→ TASK DETAILS:
From the entries below, pull out each line where "sustainable" appears.

→ ENTRIES PROVIDED:
--------------------------------------------------

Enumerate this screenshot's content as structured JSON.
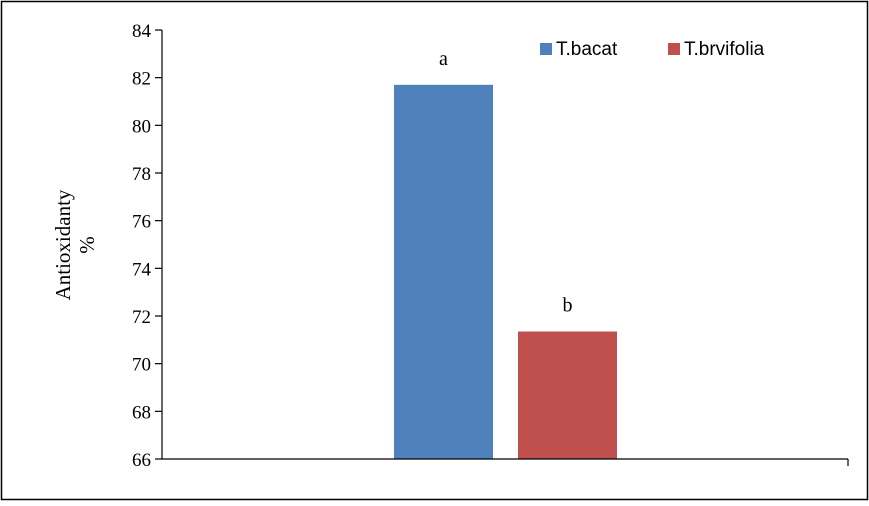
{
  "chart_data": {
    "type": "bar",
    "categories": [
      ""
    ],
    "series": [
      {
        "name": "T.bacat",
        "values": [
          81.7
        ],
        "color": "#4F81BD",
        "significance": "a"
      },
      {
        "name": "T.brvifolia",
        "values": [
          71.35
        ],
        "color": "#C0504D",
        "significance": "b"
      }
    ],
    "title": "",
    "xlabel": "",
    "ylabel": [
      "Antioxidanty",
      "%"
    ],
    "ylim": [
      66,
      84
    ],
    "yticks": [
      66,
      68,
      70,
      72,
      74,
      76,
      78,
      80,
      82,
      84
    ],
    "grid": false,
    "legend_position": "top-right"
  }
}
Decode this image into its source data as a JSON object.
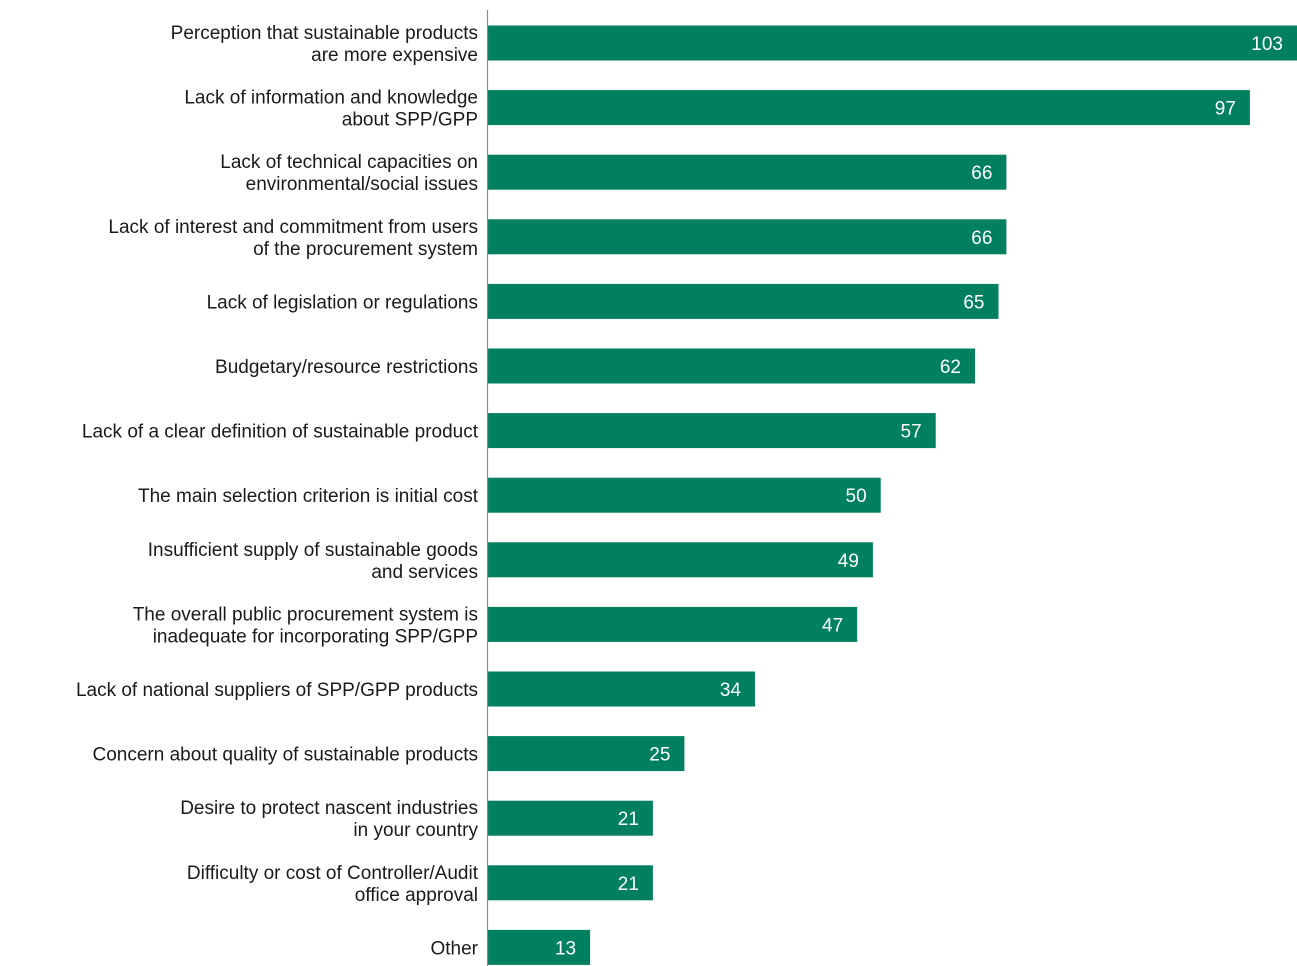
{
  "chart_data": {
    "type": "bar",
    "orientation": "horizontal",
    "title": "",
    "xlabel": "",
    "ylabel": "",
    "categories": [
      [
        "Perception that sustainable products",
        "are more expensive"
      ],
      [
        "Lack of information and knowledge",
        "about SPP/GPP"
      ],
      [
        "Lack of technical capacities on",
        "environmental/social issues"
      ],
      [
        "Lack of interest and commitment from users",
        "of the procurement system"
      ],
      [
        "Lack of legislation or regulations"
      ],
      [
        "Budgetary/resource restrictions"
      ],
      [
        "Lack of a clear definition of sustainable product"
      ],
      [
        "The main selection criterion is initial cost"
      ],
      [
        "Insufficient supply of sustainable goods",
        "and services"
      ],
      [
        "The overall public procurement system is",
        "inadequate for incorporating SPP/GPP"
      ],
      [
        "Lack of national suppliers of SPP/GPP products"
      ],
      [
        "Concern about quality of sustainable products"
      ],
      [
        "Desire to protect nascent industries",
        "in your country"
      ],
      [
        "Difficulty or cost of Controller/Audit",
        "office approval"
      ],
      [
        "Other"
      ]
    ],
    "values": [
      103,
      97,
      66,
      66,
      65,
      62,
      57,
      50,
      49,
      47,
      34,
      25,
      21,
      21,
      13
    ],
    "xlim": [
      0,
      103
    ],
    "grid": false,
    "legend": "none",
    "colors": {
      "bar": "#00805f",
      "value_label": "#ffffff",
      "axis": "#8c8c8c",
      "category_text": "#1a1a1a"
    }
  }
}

--------------------------------------------------

→ EXERCISE RESPONSE:
        "Perception that sustainable products",
        "Lack of a clear definition of sustainable product"
        "Insufficient supply of sustainable goods",
        "Concern about quality of sustainable products"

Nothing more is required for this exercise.